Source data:
#####

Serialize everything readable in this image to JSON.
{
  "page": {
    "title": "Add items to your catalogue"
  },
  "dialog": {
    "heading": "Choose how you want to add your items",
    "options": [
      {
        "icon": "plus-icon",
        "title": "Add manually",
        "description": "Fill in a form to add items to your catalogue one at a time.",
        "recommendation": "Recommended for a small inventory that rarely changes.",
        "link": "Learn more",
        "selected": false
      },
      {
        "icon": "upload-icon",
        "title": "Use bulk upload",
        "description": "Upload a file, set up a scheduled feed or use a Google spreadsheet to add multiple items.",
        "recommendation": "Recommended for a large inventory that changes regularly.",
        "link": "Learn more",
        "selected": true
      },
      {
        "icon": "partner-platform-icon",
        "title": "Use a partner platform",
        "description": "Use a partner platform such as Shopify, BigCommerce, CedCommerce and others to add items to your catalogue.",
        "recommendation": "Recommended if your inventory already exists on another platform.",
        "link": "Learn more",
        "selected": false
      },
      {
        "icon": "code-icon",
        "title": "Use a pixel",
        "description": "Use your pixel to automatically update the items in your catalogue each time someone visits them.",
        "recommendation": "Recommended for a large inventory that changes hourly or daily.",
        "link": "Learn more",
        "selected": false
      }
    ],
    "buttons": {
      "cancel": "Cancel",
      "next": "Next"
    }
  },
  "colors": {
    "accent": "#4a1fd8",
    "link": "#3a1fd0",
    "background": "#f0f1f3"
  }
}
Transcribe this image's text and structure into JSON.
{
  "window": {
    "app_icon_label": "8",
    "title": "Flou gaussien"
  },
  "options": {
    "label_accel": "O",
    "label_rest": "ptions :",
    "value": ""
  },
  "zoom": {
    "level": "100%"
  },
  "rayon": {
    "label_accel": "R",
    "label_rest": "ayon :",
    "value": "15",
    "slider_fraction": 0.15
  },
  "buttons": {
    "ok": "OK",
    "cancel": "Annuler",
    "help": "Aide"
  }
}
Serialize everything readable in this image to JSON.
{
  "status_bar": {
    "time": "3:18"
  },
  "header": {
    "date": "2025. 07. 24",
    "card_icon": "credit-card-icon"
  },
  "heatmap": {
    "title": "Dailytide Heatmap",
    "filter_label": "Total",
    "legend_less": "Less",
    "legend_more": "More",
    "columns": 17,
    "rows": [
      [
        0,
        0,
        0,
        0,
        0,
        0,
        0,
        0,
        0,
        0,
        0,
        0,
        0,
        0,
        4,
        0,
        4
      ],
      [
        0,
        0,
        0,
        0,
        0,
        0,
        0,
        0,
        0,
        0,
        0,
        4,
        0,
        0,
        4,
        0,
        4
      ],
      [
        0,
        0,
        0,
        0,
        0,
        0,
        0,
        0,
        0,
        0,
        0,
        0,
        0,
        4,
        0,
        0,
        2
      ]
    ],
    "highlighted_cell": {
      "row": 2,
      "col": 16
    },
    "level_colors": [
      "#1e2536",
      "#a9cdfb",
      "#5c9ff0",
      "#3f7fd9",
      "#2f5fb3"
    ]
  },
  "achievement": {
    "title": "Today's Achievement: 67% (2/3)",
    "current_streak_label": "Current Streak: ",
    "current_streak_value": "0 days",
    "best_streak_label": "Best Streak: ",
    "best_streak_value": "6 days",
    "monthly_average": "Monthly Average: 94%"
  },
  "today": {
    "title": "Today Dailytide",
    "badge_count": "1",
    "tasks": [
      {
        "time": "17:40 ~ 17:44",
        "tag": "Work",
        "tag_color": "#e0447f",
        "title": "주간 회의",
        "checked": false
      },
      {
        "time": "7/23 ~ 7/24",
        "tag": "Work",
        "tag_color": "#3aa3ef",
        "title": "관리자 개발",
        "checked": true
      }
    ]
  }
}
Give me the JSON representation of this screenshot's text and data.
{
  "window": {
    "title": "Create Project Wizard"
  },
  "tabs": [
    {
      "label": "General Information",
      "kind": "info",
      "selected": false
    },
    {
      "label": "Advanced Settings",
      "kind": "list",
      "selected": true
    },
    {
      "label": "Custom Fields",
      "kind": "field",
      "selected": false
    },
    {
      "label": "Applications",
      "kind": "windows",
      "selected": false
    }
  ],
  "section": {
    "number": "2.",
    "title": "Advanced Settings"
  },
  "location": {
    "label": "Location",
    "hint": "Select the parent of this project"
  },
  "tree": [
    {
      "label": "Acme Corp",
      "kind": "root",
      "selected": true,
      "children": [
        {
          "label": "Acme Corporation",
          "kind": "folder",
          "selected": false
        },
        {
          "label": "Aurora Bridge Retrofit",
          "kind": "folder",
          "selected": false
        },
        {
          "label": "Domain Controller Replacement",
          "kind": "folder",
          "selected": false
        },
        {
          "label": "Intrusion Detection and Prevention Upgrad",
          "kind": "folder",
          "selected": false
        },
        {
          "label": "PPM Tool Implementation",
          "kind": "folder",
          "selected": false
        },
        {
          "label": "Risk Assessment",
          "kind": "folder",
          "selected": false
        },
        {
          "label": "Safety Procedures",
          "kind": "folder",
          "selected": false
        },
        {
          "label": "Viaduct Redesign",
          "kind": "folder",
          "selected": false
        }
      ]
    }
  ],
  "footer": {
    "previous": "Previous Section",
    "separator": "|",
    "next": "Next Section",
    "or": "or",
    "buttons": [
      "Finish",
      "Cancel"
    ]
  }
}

#####

**WRITTEN TASK**
The records above are to be repeated exactly, in their entirety.

**SOLUTION BELOW**
Serialize everything readable in this image to JSON.
{
  "page": {
    "title": "Add items to your catalogue"
  },
  "dialog": {
    "heading": "Choose how you want to add your items",
    "options": [
      {
        "icon": "plus-icon",
        "title": "Add manually",
        "description": "Fill in a form to add items to your catalogue one at a time.",
        "recommendation": "Recommended for a small inventory that rarely changes.",
        "link": "Learn more",
        "selected": false
      },
      {
        "icon": "upload-icon",
        "title": "Use bulk upload",
        "description": "Upload a file, set up a scheduled feed or use a Google spreadsheet to add multiple items.",
        "recommendation": "Recommended for a large inventory that changes regularly.",
        "link": "Learn more",
        "selected": true
      },
      {
        "icon": "partner-platform-icon",
        "title": "Use a partner platform",
        "description": "Use a partner platform such as Shopify, BigCommerce, CedCommerce and others to add items to your catalogue.",
        "recommendation": "Recommended if your inventory already exists on another platform.",
        "link": "Learn more",
        "selected": false
      },
      {
        "icon": "code-icon",
        "title": "Use a pixel",
        "description": "Use your pixel to automatically update the items in your catalogue each time someone visits them.",
        "recommendation": "Recommended for a large inventory that changes hourly or daily.",
        "link": "Learn more",
        "selected": false
      }
    ],
    "buttons": {
      "cancel": "Cancel",
      "next": "Next"
    }
  },
  "colors": {
    "accent": "#4a1fd8",
    "link": "#3a1fd0",
    "background": "#f0f1f3"
  }
}
Transcribe this image's text and structure into JSON.
{
  "window": {
    "app_icon_label": "8",
    "title": "Flou gaussien"
  },
  "options": {
    "label_accel": "O",
    "label_rest": "ptions :",
    "value": ""
  },
  "zoom": {
    "level": "100%"
  },
  "rayon": {
    "label_accel": "R",
    "label_rest": "ayon :",
    "value": "15",
    "slider_fraction": 0.15
  },
  "buttons": {
    "ok": "OK",
    "cancel": "Annuler",
    "help": "Aide"
  }
}
Serialize everything readable in this image to JSON.
{
  "status_bar": {
    "time": "3:18"
  },
  "header": {
    "date": "2025. 07. 24",
    "card_icon": "credit-card-icon"
  },
  "heatmap": {
    "title": "Dailytide Heatmap",
    "filter_label": "Total",
    "legend_less": "Less",
    "legend_more": "More",
    "columns": 17,
    "rows": [
      [
        0,
        0,
        0,
        0,
        0,
        0,
        0,
        0,
        0,
        0,
        0,
        0,
        0,
        0,
        4,
        0,
        4
      ],
      [
        0,
        0,
        0,
        0,
        0,
        0,
        0,
        0,
        0,
        0,
        0,
        4,
        0,
        0,
        4,
        0,
        4
      ],
      [
        0,
        0,
        0,
        0,
        0,
        0,
        0,
        0,
        0,
        0,
        0,
        0,
        0,
        4,
        0,
        0,
        2
      ]
    ],
    "highlighted_cell": {
      "row": 2,
      "col": 16
    },
    "level_colors": [
      "#1e2536",
      "#a9cdfb",
      "#5c9ff0",
      "#3f7fd9",
      "#2f5fb3"
    ]
  },
  "achievement": {
    "title": "Today's Achievement: 67% (2/3)",
    "current_streak_label": "Current Streak: ",
    "current_streak_value": "0 days",
    "best_streak_label": "Best Streak: ",
    "best_streak_value": "6 days",
    "monthly_average": "Monthly Average: 94%"
  },
  "today": {
    "title": "Today Dailytide",
    "badge_count": "1",
    "tasks": [
      {
        "time": "17:40 ~ 17:44",
        "tag": "Work",
        "tag_color": "#e0447f",
        "title": "주간 회의",
        "checked": false
      },
      {
        "time": "7/23 ~ 7/24",
        "tag": "Work",
        "tag_color": "#3aa3ef",
        "title": "관리자 개발",
        "checked": true
      }
    ]
  }
}
Give me the JSON representation of this screenshot's text and data.
{
  "window": {
    "title": "Create Project Wizard"
  },
  "tabs": [
    {
      "label": "General Information",
      "kind": "info",
      "selected": false
    },
    {
      "label": "Advanced Settings",
      "kind": "list",
      "selected": true
    },
    {
      "label": "Custom Fields",
      "kind": "field",
      "selected": false
    },
    {
      "label": "Applications",
      "kind": "windows",
      "selected": false
    }
  ],
  "section": {
    "number": "2.",
    "title": "Advanced Settings"
  },
  "location": {
    "label": "Location",
    "hint": "Select the parent of this project"
  },
  "tree": [
    {
      "label": "Acme Corp",
      "kind": "root",
      "selected": true,
      "children": [
        {
          "label": "Acme Corporation",
          "kind": "folder",
          "selected": false
        },
        {
          "label": "Aurora Bridge Retrofit",
          "kind": "folder",
          "selected": false
        },
        {
          "label": "Domain Controller Replacement",
          "kind": "folder",
          "selected": false
        },
        {
          "label": "Intrusion Detection and Prevention Upgrad",
          "kind": "folder",
          "selected": false
        },
        {
          "label": "PPM Tool Implementation",
          "kind": "folder",
          "selected": false
        },
        {
          "label": "Risk Assessment",
          "kind": "folder",
          "selected": false
        },
        {
          "label": "Safety Procedures",
          "kind": "folder",
          "selected": false
        },
        {
          "label": "Viaduct Redesign",
          "kind": "folder",
          "selected": false
        }
      ]
    }
  ],
  "footer": {
    "previous": "Previous Section",
    "separator": "|",
    "next": "Next Section",
    "or": "or",
    "buttons": [
      "Finish",
      "Cancel"
    ]
  }
}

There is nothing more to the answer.